» **Your instructions**: Filter these entries so that only lines with the word "color" remain.
━━━━
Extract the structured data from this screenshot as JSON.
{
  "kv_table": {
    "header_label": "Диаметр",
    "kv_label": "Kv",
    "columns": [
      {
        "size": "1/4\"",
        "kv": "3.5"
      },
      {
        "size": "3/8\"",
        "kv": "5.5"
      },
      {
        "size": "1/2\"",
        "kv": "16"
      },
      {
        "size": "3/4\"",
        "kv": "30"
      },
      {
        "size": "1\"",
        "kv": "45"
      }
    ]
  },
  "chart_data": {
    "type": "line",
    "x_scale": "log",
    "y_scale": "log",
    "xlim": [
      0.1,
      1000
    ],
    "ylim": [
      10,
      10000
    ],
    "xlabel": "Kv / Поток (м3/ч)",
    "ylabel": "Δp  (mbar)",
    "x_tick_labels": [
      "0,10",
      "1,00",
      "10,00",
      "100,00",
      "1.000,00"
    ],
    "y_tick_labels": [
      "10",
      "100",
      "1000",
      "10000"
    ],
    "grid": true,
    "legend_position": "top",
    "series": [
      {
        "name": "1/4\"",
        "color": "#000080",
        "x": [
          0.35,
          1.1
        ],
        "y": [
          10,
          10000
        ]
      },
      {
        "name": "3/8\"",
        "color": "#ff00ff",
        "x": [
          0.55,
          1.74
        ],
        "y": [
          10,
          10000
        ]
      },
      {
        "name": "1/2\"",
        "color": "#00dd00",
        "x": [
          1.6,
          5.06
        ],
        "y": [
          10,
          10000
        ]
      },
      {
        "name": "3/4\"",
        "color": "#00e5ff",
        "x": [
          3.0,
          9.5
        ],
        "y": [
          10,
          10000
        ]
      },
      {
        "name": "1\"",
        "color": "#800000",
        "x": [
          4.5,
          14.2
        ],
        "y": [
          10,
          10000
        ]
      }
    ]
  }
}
━━━━
» **Solution for this task**:
        "color": "#000080",
        "color": "#ff00ff",
        "color": "#00dd00",
        "color": "#00e5ff",
        "color": "#800000",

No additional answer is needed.